TASKS
a – Reproduce word for word the stretch of the Bertiella life cycle passage from "There is relatively" through "the intermediate host.".
b – Carry on the passage about the Bertiella life cycle, picking up right after its final sentence.

TEXT PROVIDED
----------------------------------------

There is relatively little known about the life cycle of Bertiella, but inferences and assumptions can be made about it through observations of specific parts of the worm, and knowledge of other cases in the same family (Anoplocephalidae). Anoplocephalids are heteroxenous parasites and require both an intermediate and definitive host to complete their cycle. For Bertiella, nonhuman primates are generally the definitive host, and oribatid mites are the intermediate host.

Human infection occurs when a person inadvertently consumes an oribatid mite infected with Bertiella larvae. Within the human (the definitive host) the larvae migrate through the gastrointestinal tract, using their morphology to stick onto parts of the intestines. From there, the adult tapeworms can live for at least two years, feeding off the host and producing/shedding eggs and proglottids. The eggs and proglottids are passed in stool, and the eggs are taken up by oribatid mites (the intermediate host) in the soil. In the mites, Bertiella develops into the infective cysticercoid and begin producing larvae. The mites are then consumed by humans again, or by the nonhuman primate or rodent reservoir.

----------------------------------------

ENTRIES PROVIDED

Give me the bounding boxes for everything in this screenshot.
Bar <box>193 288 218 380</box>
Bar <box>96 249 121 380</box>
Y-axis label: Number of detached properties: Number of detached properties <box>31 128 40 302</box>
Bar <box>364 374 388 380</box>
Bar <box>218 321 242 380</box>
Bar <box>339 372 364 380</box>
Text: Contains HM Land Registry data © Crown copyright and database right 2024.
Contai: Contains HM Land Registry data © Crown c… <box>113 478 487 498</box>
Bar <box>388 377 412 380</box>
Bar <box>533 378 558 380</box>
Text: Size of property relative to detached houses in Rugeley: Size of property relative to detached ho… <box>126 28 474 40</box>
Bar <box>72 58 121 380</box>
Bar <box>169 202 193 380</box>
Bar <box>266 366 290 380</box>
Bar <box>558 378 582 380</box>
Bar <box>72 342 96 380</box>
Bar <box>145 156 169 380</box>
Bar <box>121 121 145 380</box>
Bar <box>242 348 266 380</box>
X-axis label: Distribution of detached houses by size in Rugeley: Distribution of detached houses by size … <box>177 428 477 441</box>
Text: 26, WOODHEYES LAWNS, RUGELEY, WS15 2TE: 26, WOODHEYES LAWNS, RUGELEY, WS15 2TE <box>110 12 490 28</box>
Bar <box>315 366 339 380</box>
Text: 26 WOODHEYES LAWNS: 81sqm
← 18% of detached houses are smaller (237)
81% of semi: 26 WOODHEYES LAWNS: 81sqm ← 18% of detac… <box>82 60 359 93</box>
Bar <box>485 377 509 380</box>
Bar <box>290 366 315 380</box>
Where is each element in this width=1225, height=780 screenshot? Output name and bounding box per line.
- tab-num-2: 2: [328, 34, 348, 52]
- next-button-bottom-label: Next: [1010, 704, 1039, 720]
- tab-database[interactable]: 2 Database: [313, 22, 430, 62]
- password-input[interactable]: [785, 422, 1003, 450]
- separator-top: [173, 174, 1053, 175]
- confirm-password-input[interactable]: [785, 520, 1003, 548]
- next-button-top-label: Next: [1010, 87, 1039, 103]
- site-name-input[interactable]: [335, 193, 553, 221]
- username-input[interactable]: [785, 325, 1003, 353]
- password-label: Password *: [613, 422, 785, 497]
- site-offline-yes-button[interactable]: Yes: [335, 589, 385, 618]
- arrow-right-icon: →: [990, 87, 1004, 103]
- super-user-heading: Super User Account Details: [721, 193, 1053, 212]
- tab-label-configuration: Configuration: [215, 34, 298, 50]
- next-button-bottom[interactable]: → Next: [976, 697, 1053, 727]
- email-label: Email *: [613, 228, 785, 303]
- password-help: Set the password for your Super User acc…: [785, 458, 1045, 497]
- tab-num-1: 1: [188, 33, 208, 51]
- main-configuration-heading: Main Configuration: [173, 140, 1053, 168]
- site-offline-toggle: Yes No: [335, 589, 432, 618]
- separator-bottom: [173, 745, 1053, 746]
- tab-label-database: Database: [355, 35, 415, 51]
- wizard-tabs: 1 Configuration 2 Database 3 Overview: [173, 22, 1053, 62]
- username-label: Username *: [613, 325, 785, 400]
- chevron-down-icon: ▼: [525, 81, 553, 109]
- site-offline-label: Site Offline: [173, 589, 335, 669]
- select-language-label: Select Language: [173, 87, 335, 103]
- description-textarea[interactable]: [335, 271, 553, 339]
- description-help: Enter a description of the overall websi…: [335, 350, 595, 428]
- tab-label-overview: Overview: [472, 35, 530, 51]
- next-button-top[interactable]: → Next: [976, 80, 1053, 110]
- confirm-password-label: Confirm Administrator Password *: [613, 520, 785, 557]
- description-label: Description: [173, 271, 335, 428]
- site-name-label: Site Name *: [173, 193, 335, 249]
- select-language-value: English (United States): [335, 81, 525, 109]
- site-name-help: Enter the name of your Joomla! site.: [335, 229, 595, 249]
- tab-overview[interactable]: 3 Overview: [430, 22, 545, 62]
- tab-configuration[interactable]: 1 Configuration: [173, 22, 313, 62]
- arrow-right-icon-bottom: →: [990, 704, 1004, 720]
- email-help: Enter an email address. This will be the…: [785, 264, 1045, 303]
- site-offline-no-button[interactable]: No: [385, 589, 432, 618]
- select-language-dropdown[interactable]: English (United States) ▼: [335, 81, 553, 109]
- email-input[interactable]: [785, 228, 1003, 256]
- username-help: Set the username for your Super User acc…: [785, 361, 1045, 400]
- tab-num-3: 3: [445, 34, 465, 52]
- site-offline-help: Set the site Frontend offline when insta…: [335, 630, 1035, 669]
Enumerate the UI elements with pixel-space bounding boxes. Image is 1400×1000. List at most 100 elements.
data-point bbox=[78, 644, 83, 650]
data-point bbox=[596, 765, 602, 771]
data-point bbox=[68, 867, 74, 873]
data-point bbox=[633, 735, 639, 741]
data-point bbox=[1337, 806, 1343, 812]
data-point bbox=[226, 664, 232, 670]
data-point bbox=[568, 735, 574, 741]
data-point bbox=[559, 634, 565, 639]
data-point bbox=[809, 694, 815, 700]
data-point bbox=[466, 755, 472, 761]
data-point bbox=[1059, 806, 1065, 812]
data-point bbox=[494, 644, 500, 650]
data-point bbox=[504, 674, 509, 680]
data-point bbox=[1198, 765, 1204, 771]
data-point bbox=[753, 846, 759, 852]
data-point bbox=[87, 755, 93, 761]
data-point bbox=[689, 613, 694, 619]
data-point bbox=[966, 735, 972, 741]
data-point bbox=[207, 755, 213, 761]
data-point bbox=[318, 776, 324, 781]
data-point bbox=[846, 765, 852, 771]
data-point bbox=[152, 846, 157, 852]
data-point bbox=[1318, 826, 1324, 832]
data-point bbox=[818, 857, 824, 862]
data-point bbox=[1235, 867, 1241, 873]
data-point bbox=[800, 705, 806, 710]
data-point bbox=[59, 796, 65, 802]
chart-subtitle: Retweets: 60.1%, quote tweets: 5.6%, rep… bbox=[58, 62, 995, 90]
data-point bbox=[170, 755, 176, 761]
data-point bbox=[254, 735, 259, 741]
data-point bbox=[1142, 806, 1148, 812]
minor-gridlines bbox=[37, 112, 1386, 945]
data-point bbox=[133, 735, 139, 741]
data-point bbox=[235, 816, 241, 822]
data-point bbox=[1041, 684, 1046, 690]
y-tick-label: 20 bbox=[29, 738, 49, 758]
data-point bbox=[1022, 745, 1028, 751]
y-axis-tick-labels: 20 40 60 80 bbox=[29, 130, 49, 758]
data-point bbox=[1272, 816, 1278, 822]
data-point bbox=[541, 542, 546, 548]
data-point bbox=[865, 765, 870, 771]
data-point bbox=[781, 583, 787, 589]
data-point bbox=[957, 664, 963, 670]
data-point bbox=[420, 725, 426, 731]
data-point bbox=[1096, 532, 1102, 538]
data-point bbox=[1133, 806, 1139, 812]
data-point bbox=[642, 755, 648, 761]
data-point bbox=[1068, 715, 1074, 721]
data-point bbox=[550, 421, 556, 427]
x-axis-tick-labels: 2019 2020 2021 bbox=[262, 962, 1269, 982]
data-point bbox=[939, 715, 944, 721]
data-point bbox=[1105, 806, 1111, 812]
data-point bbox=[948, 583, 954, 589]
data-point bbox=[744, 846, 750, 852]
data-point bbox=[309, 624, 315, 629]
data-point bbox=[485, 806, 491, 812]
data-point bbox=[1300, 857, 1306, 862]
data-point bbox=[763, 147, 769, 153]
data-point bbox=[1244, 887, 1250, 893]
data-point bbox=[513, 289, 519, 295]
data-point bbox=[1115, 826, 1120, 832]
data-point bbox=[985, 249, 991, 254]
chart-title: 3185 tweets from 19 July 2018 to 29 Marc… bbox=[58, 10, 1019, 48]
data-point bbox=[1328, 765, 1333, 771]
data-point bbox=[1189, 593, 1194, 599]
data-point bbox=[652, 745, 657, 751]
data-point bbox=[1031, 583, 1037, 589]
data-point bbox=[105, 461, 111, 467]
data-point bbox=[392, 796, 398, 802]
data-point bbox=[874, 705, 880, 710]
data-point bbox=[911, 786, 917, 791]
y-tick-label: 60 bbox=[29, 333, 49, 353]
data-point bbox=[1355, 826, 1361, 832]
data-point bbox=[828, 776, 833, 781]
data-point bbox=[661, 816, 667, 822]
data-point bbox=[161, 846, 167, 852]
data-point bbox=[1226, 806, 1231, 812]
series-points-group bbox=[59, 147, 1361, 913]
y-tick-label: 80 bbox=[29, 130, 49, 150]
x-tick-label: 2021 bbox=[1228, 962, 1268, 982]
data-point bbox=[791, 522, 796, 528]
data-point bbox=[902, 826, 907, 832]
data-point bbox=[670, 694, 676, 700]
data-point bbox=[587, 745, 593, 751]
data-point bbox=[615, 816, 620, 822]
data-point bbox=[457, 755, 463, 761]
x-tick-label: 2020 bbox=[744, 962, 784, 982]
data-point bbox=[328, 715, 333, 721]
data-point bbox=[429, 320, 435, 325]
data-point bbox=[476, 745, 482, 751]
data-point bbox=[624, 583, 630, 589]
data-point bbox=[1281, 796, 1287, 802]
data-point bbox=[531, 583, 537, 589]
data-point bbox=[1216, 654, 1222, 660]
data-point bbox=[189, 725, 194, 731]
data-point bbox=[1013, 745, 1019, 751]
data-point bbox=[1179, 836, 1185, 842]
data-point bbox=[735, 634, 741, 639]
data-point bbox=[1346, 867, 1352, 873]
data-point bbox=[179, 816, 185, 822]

----------------------------------------

YOUR RESPONSES
a –
There is relatively little known about the life cycle of Bertiella, but inferences and assumptions can be made about it through observations of specific parts of the worm, and knowledge of other cases in the same family (Anoplocephalidae). Anoplocephalids are heteroxenous parasites and require both an intermediate and definitive host to complete their cycle. For Bertiella, nonhuman primates are generally the definitive host, and oribatid mites are the intermediate host.

b –
==Diagnosis==

A Bertiella infection is typically diagnosed by observing eggs or proglottids in stool. They can be white, around 8 mm wide and 11 mm long, and moving. It can also be identified by presenting with common signs and symptoms in an area where disease is present, and there is close contact with soil and/or nonhuman primates. In many of these areas, other parasitic diseases can be a problem to the population, and finding the proglottids in stool samples can be the only way to distinguish Bertiella from other parasites. The appearance of the eggs has been described as "slightly oval and thin-shelled" while the "embryo is encased in a capsule or pyriform apparatus with two blunt horns."

==Prevention==

Due to the low occurrence of this infection in humans, and non-lethal symptoms, it is not considered a public health crisis where large steps have to be taken toward prevention or the development of a vaccine. The most common way to prevent this infection in humans is to avoid contact with nonhuman primates and the soil in their proximity. In Mauritius and other similar regions, children (specifically) and adults are strongly discouraged from eating guavas that have fallen on the ground.

==Management==

There is not an officially established treatment due to rarity of disease. Most are misdiagnosed anyway and treated with general medicines against cestodes. One record of treatment in a Bertiella case in Equatorial Guinea, documented a patient treated with praziquantel in a 40 mg/kg body weight, in a single dose, followed by a second, similar dose 20 days later. From then, the proglottid excretion and oesophageal pain desisted.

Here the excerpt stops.